### Work to do
In the listing below, identify each line with the word "button" and return those lines.

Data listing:
________________

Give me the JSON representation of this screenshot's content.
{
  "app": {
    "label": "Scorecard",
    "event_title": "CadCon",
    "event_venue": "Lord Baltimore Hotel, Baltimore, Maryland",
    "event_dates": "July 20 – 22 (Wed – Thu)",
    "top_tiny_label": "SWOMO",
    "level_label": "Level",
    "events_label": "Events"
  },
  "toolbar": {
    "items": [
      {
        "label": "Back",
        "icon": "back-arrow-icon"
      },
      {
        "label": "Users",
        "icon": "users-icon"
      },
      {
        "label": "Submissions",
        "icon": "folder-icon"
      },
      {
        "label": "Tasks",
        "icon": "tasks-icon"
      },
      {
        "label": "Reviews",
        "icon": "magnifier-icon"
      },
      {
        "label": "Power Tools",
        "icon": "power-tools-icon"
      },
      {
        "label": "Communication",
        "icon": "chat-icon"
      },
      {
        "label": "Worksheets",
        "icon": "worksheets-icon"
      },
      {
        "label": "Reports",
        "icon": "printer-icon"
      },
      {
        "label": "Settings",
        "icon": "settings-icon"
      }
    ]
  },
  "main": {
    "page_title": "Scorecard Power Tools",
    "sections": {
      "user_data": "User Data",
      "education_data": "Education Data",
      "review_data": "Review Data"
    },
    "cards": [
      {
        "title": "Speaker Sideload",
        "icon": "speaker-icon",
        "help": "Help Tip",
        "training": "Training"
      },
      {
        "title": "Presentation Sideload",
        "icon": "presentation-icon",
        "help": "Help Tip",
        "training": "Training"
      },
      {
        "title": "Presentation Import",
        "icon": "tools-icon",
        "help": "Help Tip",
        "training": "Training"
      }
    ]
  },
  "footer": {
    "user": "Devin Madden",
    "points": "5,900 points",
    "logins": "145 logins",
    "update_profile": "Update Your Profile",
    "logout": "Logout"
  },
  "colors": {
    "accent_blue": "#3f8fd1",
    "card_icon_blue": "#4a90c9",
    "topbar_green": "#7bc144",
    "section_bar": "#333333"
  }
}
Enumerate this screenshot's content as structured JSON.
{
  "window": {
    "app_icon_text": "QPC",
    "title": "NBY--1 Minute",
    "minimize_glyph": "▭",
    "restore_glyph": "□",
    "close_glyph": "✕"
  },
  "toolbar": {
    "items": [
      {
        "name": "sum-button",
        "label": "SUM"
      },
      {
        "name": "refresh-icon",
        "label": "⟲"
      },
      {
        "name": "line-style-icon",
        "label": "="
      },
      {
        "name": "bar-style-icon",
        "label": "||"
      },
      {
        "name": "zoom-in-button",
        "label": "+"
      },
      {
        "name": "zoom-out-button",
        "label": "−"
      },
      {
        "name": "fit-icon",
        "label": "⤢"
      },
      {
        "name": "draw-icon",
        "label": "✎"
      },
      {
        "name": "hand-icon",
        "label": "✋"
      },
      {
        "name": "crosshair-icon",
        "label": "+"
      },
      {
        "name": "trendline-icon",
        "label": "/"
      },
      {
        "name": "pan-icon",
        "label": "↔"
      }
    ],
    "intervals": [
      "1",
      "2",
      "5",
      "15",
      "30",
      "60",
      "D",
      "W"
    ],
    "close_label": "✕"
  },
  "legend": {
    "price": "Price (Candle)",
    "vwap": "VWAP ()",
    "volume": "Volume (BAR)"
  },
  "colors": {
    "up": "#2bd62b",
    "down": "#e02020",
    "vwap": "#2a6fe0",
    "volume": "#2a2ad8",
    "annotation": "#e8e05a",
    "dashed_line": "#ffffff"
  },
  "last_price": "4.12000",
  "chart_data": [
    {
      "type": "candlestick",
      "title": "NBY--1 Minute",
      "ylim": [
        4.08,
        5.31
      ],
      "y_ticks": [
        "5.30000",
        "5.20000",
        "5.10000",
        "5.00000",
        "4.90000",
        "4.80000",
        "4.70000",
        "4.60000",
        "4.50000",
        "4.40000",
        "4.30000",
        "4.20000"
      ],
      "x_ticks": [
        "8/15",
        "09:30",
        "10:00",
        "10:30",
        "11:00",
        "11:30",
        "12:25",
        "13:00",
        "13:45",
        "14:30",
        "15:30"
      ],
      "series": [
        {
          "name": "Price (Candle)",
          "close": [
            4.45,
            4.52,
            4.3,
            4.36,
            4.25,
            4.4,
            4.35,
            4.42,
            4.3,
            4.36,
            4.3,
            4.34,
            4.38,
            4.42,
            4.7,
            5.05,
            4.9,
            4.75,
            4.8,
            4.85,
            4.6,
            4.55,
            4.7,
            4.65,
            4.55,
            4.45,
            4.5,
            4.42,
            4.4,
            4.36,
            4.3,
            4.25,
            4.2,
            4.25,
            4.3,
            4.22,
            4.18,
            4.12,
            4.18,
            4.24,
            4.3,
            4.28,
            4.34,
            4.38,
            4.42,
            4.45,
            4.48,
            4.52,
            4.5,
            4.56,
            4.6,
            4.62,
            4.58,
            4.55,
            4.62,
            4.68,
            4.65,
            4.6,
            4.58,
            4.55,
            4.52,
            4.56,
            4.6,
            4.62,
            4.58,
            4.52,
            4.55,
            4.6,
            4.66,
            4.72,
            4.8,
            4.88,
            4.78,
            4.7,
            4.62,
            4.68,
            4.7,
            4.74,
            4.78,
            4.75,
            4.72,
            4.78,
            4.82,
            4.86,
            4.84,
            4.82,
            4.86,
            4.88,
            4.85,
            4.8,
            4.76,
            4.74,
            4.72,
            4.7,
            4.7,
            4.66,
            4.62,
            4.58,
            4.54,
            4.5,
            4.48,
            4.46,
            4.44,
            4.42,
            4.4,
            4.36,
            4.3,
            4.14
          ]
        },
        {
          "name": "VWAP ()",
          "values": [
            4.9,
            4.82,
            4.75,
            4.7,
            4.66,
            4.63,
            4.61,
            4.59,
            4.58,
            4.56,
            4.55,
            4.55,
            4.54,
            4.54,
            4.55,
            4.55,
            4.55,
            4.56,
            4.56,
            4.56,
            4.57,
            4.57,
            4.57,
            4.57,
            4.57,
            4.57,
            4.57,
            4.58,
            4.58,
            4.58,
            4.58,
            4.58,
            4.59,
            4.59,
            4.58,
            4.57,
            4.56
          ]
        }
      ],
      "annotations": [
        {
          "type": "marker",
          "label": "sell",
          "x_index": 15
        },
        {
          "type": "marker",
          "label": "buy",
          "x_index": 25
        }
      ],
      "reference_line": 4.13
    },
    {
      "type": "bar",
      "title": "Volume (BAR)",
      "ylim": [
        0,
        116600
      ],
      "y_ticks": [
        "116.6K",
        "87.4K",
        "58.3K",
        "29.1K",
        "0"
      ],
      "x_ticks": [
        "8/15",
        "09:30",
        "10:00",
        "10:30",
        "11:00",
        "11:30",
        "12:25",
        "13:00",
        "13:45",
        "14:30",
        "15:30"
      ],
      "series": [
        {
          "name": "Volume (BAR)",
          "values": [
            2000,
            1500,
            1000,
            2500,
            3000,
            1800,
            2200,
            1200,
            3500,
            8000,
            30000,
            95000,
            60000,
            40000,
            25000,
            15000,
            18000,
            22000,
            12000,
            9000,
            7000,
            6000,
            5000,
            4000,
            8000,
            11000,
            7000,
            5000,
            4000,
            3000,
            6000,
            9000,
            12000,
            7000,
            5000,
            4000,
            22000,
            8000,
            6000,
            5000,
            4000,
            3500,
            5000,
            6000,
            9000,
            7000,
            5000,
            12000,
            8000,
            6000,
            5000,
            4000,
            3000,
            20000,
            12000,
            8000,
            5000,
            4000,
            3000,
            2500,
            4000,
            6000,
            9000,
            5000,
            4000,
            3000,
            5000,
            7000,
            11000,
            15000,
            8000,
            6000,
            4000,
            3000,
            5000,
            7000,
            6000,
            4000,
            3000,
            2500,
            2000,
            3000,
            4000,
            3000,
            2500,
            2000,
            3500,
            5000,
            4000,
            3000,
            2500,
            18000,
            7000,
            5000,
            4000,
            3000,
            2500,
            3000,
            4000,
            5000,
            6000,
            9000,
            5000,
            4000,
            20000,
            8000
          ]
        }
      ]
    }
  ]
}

________________

### Output for this exercise
        "name": "sum-button",
        "name": "zoom-in-button",
        "name": "zoom-out-button",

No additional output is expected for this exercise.